Return the listing below in full, with every line exactly as it is.

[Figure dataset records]
>>>>

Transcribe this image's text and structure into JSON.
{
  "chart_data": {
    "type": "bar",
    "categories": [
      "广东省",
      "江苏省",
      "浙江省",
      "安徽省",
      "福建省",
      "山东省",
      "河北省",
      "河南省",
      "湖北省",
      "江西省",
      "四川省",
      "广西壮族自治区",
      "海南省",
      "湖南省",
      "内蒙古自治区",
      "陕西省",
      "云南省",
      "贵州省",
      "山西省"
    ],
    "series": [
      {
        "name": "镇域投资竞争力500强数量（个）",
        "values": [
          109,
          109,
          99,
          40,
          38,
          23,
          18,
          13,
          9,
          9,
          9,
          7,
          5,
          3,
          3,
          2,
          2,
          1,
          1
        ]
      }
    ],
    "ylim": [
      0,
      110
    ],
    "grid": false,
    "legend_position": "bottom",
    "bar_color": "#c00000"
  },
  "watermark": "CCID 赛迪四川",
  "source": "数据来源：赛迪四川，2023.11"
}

<<<<

→ EXERCISE OUTPUT:
Transcribe this image's text and structure into JSON.
{
  "chart_data": {
    "type": "bar",
    "categories": [
      "广东省",
      "江苏省",
      "浙江省",
      "安徽省",
      "福建省",
      "山东省",
      "河北省",
      "河南省",
      "湖北省",
      "江西省",
      "四川省",
      "广西壮族自治区",
      "海南省",
      "湖南省",
      "内蒙古自治区",
      "陕西省",
      "云南省",
      "贵州省",
      "山西省"
    ],
    "series": [
      {
        "name": "镇域投资竞争力500强数量（个）",
        "values": [
          109,
          109,
          99,
          40,
          38,
          23,
          18,
          13,
          9,
          9,
          9,
          7,
          5,
          3,
          3,
          2,
          2,
          1,
          1
        ]
      }
    ],
    "ylim": [
      0,
      110
    ],
    "grid": false,
    "legend_position": "bottom",
    "bar_color": "#c00000"
  },
  "watermark": "CCID 赛迪四川",
  "source": "数据来源：赛迪四川，2023.11"
}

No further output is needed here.